**Brief:**
Repeat the records below exactly as they appear.

**Input records:**

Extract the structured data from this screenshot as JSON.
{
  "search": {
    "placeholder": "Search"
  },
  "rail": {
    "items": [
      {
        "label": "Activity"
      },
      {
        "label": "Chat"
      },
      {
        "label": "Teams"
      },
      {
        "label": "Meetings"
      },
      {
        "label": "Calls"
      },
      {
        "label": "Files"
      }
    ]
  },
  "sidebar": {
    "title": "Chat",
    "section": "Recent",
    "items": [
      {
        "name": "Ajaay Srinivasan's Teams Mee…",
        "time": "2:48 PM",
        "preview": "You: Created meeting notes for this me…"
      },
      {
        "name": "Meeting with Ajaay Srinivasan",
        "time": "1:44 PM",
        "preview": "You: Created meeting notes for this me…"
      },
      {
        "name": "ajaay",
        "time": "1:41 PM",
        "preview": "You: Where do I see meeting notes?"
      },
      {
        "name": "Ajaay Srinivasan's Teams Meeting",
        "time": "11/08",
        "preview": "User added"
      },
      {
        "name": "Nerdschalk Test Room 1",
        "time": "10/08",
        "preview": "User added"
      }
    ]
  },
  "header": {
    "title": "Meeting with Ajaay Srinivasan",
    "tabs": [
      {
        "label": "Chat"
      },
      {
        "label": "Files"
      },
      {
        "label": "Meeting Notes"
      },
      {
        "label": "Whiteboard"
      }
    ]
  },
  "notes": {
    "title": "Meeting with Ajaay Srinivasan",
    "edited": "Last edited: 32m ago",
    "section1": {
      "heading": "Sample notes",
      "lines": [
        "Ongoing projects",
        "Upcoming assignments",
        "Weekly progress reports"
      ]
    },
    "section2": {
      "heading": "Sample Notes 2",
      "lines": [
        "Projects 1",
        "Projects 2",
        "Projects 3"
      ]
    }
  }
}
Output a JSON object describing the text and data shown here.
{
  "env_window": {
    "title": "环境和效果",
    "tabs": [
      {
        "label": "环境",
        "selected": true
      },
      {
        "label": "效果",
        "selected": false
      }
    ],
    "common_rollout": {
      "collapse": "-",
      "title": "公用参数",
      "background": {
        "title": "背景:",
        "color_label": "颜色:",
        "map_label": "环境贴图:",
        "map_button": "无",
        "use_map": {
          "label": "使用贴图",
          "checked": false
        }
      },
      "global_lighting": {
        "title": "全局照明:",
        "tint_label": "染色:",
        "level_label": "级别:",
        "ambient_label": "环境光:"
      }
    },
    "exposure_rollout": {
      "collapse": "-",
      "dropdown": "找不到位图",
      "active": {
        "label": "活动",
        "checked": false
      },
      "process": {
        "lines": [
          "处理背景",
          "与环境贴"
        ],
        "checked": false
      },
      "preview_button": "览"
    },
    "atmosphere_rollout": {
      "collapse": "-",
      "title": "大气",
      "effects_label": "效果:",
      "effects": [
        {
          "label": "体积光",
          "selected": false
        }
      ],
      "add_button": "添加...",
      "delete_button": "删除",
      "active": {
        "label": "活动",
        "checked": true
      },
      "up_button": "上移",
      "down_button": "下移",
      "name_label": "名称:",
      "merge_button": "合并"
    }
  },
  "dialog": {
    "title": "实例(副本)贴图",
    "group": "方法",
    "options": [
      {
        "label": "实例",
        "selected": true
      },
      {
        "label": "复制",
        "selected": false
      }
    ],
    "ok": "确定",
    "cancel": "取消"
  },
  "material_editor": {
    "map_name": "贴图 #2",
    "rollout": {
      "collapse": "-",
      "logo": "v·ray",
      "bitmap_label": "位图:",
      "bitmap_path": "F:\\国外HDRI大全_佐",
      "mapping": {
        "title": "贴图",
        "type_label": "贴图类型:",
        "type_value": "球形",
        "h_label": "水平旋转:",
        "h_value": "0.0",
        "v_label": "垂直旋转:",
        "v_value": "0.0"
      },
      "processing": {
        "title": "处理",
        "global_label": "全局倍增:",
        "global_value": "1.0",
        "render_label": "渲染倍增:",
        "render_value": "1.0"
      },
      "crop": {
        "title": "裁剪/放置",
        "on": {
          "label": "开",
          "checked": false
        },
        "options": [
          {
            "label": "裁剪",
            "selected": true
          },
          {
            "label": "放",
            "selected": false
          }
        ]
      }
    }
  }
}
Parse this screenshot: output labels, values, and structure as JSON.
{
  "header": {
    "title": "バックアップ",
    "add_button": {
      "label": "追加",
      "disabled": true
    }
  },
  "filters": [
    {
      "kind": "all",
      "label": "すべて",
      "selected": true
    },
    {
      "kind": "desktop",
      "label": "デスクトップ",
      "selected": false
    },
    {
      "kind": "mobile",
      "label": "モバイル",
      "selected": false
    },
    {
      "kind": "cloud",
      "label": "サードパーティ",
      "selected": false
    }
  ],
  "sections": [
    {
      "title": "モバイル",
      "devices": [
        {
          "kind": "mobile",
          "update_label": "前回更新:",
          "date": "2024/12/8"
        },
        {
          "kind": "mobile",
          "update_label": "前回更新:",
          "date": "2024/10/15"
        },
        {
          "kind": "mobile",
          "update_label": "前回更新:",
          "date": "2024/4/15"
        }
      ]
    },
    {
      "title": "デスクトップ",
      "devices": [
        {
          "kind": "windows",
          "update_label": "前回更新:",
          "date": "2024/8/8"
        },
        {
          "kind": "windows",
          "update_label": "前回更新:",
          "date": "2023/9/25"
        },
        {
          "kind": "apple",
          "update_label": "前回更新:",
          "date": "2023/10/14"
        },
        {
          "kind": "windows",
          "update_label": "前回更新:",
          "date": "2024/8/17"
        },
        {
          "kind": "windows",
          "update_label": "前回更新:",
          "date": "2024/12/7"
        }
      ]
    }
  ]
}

**Finished answer:**
Extract the structured data from this screenshot as JSON.
{
  "search": {
    "placeholder": "Search"
  },
  "rail": {
    "items": [
      {
        "label": "Activity"
      },
      {
        "label": "Chat"
      },
      {
        "label": "Teams"
      },
      {
        "label": "Meetings"
      },
      {
        "label": "Calls"
      },
      {
        "label": "Files"
      }
    ]
  },
  "sidebar": {
    "title": "Chat",
    "section": "Recent",
    "items": [
      {
        "name": "Ajaay Srinivasan's Teams Mee…",
        "time": "2:48 PM",
        "preview": "You: Created meeting notes for this me…"
      },
      {
        "name": "Meeting with Ajaay Srinivasan",
        "time": "1:44 PM",
        "preview": "You: Created meeting notes for this me…"
      },
      {
        "name": "ajaay",
        "time": "1:41 PM",
        "preview": "You: Where do I see meeting notes?"
      },
      {
        "name": "Ajaay Srinivasan's Teams Meeting",
        "time": "11/08",
        "preview": "User added"
      },
      {
        "name": "Nerdschalk Test Room 1",
        "time": "10/08",
        "preview": "User added"
      }
    ]
  },
  "header": {
    "title": "Meeting with Ajaay Srinivasan",
    "tabs": [
      {
        "label": "Chat"
      },
      {
        "label": "Files"
      },
      {
        "label": "Meeting Notes"
      },
      {
        "label": "Whiteboard"
      }
    ]
  },
  "notes": {
    "title": "Meeting with Ajaay Srinivasan",
    "edited": "Last edited: 32m ago",
    "section1": {
      "heading": "Sample notes",
      "lines": [
        "Ongoing projects",
        "Upcoming assignments",
        "Weekly progress reports"
      ]
    },
    "section2": {
      "heading": "Sample Notes 2",
      "lines": [
        "Projects 1",
        "Projects 2",
        "Projects 3"
      ]
    }
  }
}
Output a JSON object describing the text and data shown here.
{
  "env_window": {
    "title": "环境和效果",
    "tabs": [
      {
        "label": "环境",
        "selected": true
      },
      {
        "label": "效果",
        "selected": false
      }
    ],
    "common_rollout": {
      "collapse": "-",
      "title": "公用参数",
      "background": {
        "title": "背景:",
        "color_label": "颜色:",
        "map_label": "环境贴图:",
        "map_button": "无",
        "use_map": {
          "label": "使用贴图",
          "checked": false
        }
      },
      "global_lighting": {
        "title": "全局照明:",
        "tint_label": "染色:",
        "level_label": "级别:",
        "ambient_label": "环境光:"
      }
    },
    "exposure_rollout": {
      "collapse": "-",
      "dropdown": "找不到位图",
      "active": {
        "label": "活动",
        "checked": false
      },
      "process": {
        "lines": [
          "处理背景",
          "与环境贴"
        ],
        "checked": false
      },
      "preview_button": "览"
    },
    "atmosphere_rollout": {
      "collapse": "-",
      "title": "大气",
      "effects_label": "效果:",
      "effects": [
        {
          "label": "体积光",
          "selected": false
        }
      ],
      "add_button": "添加...",
      "delete_button": "删除",
      "active": {
        "label": "活动",
        "checked": true
      },
      "up_button": "上移",
      "down_button": "下移",
      "name_label": "名称:",
      "merge_button": "合并"
    }
  },
  "dialog": {
    "title": "实例(副本)贴图",
    "group": "方法",
    "options": [
      {
        "label": "实例",
        "selected": true
      },
      {
        "label": "复制",
        "selected": false
      }
    ],
    "ok": "确定",
    "cancel": "取消"
  },
  "material_editor": {
    "map_name": "贴图 #2",
    "rollout": {
      "collapse": "-",
      "logo": "v·ray",
      "bitmap_label": "位图:",
      "bitmap_path": "F:\\国外HDRI大全_佐",
      "mapping": {
        "title": "贴图",
        "type_label": "贴图类型:",
        "type_value": "球形",
        "h_label": "水平旋转:",
        "h_value": "0.0",
        "v_label": "垂直旋转:",
        "v_value": "0.0"
      },
      "processing": {
        "title": "处理",
        "global_label": "全局倍增:",
        "global_value": "1.0",
        "render_label": "渲染倍增:",
        "render_value": "1.0"
      },
      "crop": {
        "title": "裁剪/放置",
        "on": {
          "label": "开",
          "checked": false
        },
        "options": [
          {
            "label": "裁剪",
            "selected": true
          },
          {
            "label": "放",
            "selected": false
          }
        ]
      }
    }
  }
}
Parse this screenshot: output labels, values, and structure as JSON.
{
  "header": {
    "title": "バックアップ",
    "add_button": {
      "label": "追加",
      "disabled": true
    }
  },
  "filters": [
    {
      "kind": "all",
      "label": "すべて",
      "selected": true
    },
    {
      "kind": "desktop",
      "label": "デスクトップ",
      "selected": false
    },
    {
      "kind": "mobile",
      "label": "モバイル",
      "selected": false
    },
    {
      "kind": "cloud",
      "label": "サードパーティ",
      "selected": false
    }
  ],
  "sections": [
    {
      "title": "モバイル",
      "devices": [
        {
          "kind": "mobile",
          "update_label": "前回更新:",
          "date": "2024/12/8"
        },
        {
          "kind": "mobile",
          "update_label": "前回更新:",
          "date": "2024/10/15"
        },
        {
          "kind": "mobile",
          "update_label": "前回更新:",
          "date": "2024/4/15"
        }
      ]
    },
    {
      "title": "デスクトップ",
      "devices": [
        {
          "kind": "windows",
          "update_label": "前回更新:",
          "date": "2024/8/8"
        },
        {
          "kind": "windows",
          "update_label": "前回更新:",
          "date": "2023/9/25"
        },
        {
          "kind": "apple",
          "update_label": "前回更新:",
          "date": "2023/10/14"
        },
        {
          "kind": "windows",
          "update_label": "前回更新:",
          "date": "2024/8/17"
        },
        {
          "kind": "windows",
          "update_label": "前回更新:",
          "date": "2024/12/7"
        }
      ]
    }
  ]
}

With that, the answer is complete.